■ **EXERCISE DETAILS**
Pull out every line with the word "files".

■ **GIVEN RECORDS**
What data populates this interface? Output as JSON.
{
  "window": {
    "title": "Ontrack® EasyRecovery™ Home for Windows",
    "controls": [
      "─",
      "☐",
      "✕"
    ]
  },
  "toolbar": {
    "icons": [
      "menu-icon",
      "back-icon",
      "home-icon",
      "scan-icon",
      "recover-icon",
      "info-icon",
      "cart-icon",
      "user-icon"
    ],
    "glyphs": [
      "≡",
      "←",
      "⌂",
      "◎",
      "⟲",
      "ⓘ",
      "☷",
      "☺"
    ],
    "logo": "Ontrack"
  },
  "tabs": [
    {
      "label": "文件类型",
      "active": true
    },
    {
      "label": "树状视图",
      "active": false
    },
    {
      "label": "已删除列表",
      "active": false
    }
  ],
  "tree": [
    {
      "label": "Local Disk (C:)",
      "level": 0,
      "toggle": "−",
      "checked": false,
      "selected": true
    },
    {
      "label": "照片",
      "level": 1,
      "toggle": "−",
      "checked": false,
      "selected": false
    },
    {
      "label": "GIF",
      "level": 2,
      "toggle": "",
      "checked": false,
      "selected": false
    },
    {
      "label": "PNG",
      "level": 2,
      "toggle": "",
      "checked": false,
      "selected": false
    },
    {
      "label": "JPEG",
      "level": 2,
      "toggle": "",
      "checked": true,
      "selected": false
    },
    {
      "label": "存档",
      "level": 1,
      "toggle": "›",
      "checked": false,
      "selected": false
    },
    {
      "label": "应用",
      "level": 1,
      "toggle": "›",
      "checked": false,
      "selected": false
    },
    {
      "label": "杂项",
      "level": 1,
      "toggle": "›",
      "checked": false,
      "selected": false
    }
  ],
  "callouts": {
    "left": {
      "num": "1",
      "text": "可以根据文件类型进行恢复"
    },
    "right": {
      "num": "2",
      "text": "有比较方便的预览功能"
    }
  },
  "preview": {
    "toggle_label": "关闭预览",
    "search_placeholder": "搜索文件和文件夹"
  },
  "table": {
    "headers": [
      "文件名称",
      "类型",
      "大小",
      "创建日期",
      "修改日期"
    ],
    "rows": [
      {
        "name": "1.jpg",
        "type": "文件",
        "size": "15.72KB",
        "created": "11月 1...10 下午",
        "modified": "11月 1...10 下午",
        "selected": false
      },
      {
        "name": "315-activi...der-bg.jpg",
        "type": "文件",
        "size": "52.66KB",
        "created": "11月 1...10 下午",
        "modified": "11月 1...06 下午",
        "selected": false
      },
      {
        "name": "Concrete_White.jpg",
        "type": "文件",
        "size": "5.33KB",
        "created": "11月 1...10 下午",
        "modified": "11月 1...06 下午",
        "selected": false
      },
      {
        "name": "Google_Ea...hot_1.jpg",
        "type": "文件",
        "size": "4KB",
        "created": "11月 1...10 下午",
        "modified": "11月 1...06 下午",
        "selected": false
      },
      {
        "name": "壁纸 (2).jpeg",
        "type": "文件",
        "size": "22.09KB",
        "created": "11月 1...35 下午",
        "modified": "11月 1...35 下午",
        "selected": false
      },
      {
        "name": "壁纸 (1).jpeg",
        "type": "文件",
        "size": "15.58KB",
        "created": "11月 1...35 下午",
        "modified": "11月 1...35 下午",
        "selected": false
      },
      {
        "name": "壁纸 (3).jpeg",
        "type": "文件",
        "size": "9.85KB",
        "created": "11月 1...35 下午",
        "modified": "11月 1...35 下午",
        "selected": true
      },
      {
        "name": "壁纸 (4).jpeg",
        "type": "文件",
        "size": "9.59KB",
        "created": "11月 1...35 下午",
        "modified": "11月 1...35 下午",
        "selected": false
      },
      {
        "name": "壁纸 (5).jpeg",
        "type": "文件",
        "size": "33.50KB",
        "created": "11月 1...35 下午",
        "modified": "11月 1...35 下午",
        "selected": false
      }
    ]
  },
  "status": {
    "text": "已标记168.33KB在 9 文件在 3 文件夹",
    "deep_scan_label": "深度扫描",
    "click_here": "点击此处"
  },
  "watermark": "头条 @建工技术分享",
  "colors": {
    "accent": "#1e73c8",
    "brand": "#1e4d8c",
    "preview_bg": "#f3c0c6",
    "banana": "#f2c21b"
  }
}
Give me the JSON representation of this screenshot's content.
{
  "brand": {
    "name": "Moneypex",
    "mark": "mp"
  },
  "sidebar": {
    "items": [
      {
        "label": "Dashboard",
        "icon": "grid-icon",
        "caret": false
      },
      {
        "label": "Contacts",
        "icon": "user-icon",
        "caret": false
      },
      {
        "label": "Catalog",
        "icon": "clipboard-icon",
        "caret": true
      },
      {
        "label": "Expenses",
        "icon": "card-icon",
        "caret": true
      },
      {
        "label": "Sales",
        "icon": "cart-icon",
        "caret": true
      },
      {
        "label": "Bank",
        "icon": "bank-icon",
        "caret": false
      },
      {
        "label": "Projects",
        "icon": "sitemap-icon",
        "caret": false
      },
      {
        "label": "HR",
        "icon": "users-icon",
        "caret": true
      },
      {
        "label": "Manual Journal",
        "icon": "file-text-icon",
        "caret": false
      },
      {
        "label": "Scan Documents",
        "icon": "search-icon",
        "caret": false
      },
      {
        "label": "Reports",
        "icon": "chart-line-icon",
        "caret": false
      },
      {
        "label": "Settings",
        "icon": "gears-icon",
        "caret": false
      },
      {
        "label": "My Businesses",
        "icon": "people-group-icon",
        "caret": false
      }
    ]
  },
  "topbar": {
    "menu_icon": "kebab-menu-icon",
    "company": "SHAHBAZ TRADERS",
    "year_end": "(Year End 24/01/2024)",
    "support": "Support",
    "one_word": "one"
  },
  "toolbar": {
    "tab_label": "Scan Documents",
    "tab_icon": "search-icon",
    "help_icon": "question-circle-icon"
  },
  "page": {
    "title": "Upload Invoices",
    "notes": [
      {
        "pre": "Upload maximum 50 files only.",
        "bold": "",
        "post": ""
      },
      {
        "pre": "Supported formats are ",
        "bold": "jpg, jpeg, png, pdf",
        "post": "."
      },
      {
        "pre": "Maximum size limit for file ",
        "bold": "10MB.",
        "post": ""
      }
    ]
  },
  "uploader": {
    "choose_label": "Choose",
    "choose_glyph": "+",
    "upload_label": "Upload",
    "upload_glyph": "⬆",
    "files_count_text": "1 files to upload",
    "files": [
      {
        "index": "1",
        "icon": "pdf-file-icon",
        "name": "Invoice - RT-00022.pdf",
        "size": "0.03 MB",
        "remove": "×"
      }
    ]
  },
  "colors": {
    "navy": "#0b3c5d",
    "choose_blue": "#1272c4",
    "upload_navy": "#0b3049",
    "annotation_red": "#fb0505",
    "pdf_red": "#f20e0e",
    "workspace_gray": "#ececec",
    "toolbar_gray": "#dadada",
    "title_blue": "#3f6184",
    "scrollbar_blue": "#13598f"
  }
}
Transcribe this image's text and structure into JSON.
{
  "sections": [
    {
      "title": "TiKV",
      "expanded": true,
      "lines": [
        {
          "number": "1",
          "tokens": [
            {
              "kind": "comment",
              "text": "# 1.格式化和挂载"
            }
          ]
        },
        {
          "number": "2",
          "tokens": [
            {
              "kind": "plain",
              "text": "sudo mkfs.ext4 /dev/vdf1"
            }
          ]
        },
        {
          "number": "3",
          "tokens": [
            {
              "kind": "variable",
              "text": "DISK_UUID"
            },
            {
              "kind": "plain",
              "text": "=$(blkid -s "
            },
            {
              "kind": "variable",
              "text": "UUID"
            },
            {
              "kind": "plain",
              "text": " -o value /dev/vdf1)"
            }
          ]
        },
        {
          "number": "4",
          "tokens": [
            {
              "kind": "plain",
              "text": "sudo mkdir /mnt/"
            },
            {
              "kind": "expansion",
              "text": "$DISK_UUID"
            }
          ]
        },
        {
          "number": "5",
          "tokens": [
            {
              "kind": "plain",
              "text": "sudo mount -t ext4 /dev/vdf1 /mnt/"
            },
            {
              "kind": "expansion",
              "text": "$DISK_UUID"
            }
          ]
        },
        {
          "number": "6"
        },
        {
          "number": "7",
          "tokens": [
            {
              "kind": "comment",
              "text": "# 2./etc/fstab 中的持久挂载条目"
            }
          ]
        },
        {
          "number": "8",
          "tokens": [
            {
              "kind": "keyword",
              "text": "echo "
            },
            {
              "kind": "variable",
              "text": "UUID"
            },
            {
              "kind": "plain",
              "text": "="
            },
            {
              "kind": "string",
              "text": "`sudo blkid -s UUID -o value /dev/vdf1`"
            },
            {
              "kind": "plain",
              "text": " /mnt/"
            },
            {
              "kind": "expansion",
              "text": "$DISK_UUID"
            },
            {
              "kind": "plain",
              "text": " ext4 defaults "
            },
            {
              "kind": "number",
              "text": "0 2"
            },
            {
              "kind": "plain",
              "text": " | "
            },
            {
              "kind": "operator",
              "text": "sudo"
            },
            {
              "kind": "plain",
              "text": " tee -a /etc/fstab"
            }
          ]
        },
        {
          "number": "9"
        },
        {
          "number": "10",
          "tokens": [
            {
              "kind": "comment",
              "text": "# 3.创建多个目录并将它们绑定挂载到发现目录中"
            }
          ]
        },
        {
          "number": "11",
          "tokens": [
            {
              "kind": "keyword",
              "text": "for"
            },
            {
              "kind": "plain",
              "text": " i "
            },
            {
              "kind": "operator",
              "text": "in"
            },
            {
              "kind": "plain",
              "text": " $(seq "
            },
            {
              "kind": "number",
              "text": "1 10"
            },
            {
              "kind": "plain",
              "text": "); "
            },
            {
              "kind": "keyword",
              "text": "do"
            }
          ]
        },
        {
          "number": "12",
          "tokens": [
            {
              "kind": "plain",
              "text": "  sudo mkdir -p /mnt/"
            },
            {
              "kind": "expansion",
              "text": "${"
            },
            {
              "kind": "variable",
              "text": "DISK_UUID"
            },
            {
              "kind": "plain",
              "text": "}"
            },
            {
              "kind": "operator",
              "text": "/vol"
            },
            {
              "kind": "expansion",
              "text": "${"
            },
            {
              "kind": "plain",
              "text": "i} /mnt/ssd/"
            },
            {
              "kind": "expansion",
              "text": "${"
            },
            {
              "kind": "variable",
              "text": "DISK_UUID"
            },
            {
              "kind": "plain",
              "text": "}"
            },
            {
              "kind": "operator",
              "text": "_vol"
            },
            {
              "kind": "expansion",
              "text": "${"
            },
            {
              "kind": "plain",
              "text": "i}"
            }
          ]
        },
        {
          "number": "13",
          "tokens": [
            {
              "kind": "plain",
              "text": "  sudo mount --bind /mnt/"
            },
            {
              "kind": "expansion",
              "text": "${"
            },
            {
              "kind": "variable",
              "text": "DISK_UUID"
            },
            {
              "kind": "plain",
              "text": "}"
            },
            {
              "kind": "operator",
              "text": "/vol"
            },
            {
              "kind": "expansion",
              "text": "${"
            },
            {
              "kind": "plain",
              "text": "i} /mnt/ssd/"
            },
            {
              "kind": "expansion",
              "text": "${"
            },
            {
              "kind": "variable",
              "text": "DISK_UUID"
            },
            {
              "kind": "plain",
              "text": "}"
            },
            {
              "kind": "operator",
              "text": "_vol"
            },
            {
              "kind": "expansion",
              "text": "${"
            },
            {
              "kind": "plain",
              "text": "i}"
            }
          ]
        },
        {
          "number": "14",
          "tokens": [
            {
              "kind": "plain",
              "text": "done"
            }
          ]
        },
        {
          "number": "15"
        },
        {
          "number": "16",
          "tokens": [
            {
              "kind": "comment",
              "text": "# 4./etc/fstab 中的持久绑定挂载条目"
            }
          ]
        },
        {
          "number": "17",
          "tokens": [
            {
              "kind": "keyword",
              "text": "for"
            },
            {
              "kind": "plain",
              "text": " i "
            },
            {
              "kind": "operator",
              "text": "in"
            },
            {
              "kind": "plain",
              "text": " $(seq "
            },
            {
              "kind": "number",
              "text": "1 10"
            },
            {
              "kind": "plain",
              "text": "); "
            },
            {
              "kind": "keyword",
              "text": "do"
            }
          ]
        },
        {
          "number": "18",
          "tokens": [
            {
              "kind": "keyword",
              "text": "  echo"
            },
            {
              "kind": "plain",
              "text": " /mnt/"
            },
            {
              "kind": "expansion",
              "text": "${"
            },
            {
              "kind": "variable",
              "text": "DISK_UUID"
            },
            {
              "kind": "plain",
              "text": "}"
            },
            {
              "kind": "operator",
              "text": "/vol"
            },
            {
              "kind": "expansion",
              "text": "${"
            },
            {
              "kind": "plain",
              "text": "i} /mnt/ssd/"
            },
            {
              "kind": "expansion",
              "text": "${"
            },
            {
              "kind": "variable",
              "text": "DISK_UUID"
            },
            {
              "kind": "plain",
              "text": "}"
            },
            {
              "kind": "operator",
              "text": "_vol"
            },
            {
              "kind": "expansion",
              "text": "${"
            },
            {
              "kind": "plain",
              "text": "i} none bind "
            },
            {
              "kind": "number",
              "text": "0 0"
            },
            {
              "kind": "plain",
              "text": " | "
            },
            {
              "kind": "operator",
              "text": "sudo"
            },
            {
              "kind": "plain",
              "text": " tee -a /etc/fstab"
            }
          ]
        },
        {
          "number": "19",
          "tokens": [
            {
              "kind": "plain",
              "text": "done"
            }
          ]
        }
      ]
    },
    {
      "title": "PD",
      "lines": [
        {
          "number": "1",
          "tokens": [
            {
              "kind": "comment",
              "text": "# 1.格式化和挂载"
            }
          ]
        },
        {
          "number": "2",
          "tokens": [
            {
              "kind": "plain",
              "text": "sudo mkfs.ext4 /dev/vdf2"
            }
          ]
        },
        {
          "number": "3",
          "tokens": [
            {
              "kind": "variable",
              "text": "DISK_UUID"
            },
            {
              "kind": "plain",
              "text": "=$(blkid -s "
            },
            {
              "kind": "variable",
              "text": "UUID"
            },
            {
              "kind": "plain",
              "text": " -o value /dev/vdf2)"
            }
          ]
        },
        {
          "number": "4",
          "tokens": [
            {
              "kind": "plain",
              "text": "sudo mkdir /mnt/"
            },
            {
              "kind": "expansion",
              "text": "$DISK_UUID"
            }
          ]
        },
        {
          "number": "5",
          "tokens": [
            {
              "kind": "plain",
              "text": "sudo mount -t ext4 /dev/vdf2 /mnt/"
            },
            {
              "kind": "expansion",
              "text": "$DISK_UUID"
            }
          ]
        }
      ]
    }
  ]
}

■ **EXERCISE RESPONSE**
        "pre": "Upload maximum 50 files only.",
    "files_count_text": "1 files to upload",
    "files": [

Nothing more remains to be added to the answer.